_Objective_
Copy every line of the data in which the word "document" occurs.

_Provided material_

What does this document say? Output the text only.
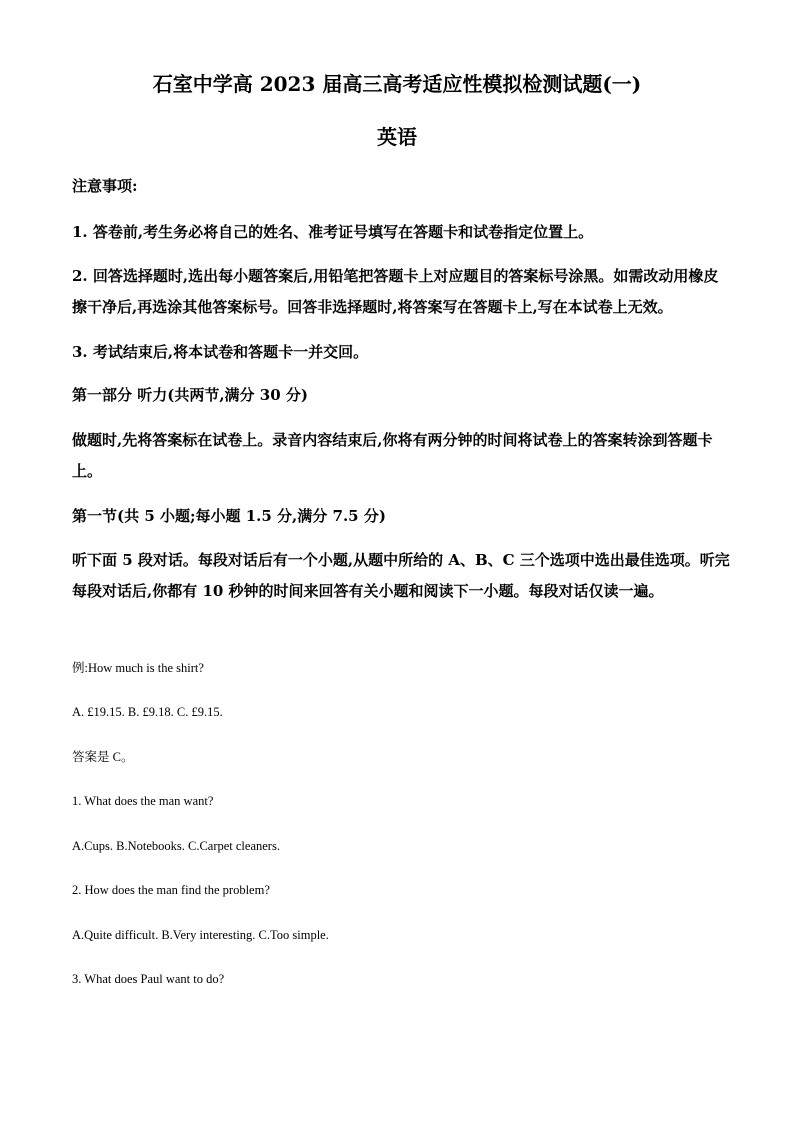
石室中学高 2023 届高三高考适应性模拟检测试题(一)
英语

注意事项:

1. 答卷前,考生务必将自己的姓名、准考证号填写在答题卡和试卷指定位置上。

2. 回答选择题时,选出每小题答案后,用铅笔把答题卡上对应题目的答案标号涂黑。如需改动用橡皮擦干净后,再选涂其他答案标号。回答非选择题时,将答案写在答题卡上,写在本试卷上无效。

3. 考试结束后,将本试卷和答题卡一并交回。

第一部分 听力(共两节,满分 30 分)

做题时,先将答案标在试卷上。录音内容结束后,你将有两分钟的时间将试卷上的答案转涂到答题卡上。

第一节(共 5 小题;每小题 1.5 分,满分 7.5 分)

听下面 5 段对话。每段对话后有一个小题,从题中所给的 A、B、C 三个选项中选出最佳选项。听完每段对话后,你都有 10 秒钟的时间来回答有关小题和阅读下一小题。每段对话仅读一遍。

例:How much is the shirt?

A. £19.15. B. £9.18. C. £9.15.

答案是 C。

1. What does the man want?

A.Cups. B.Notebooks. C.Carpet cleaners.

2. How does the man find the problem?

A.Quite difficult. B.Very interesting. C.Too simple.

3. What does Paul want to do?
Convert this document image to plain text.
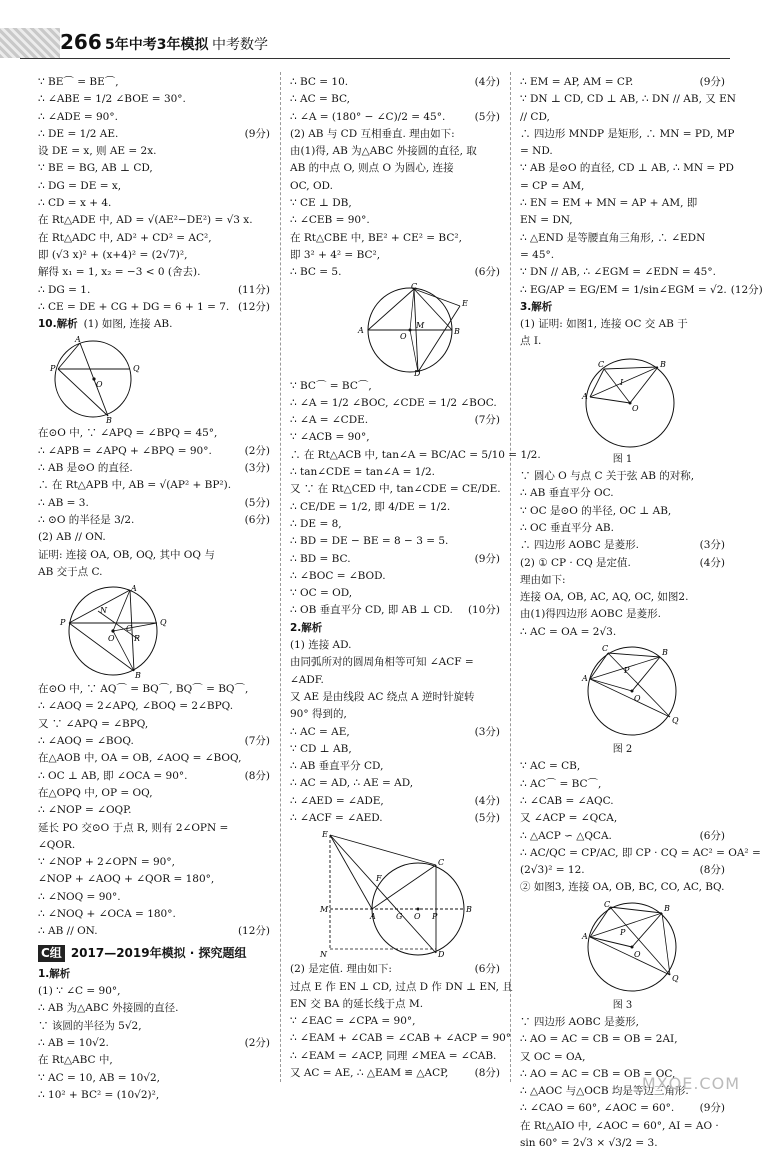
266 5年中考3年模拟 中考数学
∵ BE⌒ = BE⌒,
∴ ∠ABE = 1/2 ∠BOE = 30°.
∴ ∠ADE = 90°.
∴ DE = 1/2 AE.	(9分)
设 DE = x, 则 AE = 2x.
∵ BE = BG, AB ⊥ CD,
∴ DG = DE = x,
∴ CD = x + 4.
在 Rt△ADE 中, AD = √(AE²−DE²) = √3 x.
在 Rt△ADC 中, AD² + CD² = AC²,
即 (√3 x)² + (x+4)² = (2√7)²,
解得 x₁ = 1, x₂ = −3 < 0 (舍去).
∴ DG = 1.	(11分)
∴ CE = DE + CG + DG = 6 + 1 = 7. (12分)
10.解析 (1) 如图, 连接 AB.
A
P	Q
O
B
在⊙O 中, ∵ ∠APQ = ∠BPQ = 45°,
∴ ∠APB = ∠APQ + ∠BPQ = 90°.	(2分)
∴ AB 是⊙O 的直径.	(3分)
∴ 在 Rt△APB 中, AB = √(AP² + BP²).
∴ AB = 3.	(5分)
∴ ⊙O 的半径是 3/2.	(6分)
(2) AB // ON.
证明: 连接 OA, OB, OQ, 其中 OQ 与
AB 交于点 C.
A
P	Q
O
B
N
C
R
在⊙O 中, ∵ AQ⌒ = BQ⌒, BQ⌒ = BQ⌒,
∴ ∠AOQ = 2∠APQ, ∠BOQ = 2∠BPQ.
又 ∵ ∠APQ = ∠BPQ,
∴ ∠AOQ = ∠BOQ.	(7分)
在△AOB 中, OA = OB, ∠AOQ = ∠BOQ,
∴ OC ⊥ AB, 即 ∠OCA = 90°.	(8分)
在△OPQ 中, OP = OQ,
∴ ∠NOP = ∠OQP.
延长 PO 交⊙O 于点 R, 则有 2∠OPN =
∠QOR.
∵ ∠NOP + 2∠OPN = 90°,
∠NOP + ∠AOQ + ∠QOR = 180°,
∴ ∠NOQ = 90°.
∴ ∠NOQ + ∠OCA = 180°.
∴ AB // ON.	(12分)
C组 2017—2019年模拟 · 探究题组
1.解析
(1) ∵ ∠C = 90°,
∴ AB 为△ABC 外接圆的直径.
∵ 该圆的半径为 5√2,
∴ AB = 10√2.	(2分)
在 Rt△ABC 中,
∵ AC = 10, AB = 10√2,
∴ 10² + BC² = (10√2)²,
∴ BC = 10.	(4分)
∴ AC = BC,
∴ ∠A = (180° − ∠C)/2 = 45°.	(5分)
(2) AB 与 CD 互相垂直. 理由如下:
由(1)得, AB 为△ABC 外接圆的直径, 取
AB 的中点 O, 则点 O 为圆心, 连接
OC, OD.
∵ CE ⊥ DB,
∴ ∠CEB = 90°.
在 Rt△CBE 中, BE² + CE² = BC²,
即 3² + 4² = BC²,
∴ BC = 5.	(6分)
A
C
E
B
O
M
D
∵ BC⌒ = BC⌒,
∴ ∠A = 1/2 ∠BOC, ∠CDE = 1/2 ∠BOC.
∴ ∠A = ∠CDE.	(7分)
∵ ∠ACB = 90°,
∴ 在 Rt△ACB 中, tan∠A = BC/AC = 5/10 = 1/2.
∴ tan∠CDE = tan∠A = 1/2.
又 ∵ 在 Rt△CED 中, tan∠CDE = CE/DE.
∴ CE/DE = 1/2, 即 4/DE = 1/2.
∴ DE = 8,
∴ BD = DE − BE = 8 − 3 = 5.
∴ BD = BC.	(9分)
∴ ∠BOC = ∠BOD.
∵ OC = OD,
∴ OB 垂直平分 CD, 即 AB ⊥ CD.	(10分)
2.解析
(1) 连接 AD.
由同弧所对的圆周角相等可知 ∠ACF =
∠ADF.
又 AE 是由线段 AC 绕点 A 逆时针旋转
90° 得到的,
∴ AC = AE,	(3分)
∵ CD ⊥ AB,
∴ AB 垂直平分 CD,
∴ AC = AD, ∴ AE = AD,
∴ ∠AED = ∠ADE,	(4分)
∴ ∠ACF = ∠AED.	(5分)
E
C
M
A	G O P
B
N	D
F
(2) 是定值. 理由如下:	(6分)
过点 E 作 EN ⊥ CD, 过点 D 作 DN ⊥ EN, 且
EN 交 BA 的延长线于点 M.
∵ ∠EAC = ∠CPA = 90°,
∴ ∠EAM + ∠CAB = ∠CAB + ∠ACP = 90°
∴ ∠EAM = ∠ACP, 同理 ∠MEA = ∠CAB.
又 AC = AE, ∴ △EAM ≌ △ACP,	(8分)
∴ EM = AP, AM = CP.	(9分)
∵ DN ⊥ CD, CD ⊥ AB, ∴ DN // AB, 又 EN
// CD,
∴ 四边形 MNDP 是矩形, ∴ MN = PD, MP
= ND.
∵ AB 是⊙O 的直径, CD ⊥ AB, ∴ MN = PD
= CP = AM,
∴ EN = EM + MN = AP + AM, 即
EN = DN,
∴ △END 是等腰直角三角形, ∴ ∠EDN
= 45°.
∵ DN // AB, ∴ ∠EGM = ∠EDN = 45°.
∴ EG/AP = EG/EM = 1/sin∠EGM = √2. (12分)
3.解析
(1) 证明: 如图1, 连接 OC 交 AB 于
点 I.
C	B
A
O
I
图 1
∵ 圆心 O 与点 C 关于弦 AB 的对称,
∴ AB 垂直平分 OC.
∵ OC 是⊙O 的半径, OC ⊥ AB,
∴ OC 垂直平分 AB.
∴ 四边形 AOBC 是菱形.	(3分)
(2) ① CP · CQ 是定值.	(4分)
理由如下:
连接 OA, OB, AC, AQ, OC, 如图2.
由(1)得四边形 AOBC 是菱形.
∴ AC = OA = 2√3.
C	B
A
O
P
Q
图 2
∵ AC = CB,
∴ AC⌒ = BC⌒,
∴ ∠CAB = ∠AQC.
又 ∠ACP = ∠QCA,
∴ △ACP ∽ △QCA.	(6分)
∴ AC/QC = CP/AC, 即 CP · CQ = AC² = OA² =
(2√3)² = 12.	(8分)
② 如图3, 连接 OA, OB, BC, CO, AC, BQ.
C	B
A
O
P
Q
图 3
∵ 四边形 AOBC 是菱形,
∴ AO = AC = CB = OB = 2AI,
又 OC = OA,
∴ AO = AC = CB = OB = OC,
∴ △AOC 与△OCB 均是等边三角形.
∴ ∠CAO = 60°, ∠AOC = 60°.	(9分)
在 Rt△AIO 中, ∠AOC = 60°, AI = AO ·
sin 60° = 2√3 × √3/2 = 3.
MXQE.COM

_Response to this exercise_
What does this document say? Output the text only.
Convert this document image to plain text.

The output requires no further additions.